■ **Written problem**:
Go through the data below and gather each line containing "screenshot".

Dataset excerpt
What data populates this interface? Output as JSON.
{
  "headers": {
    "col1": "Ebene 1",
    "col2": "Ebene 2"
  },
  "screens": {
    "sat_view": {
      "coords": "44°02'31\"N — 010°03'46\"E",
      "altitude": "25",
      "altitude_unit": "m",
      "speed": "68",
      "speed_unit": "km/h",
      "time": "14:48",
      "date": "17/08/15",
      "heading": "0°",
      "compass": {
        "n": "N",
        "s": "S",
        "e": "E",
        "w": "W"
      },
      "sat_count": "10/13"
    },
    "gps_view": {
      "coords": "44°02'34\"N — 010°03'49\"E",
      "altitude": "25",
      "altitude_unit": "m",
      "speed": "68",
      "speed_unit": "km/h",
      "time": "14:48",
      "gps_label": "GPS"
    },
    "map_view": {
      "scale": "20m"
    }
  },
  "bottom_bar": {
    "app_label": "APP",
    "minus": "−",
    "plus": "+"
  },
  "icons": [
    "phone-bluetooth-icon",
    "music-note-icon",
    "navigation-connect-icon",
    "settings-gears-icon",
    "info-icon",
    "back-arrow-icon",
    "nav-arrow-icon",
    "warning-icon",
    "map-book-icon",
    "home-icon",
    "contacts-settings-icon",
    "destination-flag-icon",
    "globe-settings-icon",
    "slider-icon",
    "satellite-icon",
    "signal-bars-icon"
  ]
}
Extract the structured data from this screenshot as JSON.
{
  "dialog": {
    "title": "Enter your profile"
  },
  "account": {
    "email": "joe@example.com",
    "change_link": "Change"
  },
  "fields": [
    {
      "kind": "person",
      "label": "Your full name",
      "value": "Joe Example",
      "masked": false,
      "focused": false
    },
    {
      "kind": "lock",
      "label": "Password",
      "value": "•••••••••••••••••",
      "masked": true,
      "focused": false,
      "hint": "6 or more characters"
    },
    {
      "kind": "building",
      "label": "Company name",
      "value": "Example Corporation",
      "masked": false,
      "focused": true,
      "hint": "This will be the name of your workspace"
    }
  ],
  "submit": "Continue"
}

==

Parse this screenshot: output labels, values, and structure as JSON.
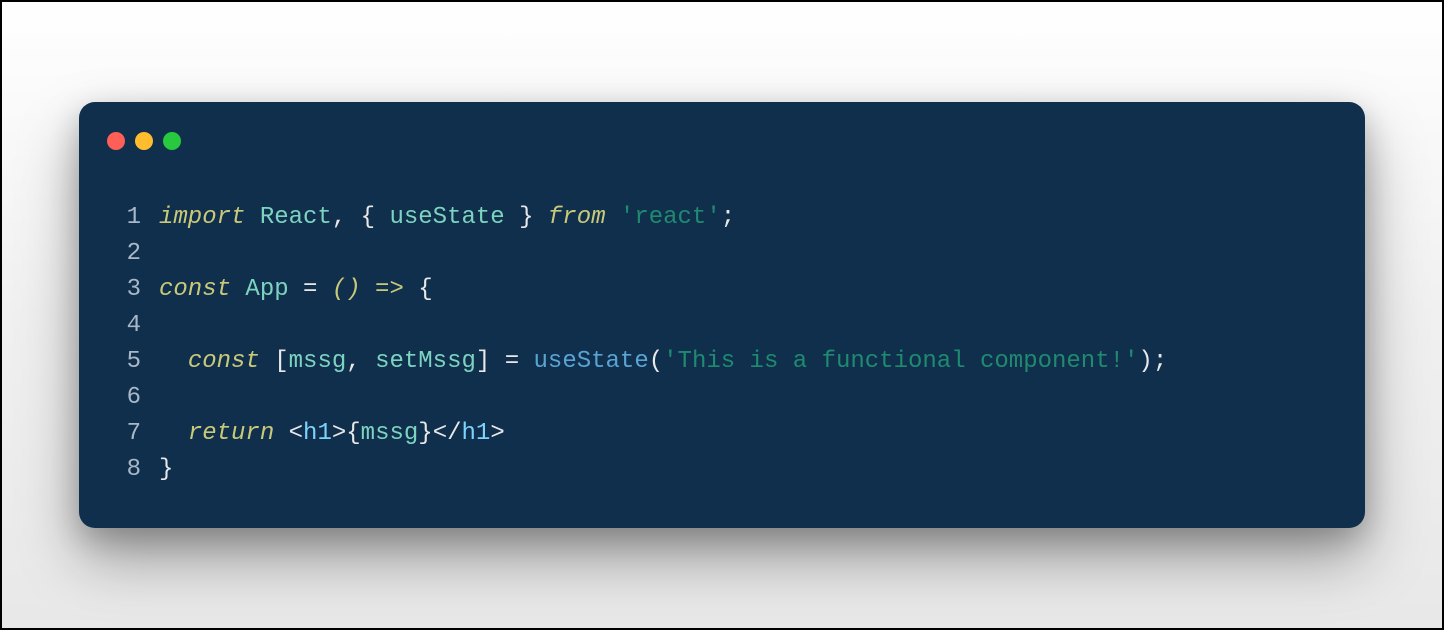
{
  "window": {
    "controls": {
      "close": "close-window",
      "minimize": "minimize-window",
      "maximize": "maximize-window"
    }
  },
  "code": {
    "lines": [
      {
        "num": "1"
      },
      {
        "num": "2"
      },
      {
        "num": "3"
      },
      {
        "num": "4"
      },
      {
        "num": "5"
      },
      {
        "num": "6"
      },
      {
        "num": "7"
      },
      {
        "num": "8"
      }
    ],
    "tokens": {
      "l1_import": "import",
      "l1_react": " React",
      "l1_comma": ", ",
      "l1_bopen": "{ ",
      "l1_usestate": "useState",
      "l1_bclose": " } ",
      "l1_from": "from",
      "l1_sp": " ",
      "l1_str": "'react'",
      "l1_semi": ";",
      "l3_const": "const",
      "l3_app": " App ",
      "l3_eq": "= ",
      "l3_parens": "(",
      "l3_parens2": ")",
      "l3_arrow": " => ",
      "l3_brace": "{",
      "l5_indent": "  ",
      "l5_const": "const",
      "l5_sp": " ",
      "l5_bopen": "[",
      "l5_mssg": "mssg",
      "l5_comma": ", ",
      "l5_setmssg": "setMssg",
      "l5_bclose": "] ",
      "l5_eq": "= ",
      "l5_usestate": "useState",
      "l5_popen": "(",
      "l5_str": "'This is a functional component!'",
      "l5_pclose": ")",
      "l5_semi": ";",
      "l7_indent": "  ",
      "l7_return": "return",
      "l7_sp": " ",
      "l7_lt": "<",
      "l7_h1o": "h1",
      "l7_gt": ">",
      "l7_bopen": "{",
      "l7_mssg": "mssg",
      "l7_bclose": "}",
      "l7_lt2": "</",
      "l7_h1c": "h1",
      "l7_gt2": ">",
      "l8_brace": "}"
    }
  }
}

■ **Expected output**:
Extract the structured data from this screenshot as JSON.
Parse this screenshot: output labels, values, and structure as JSON.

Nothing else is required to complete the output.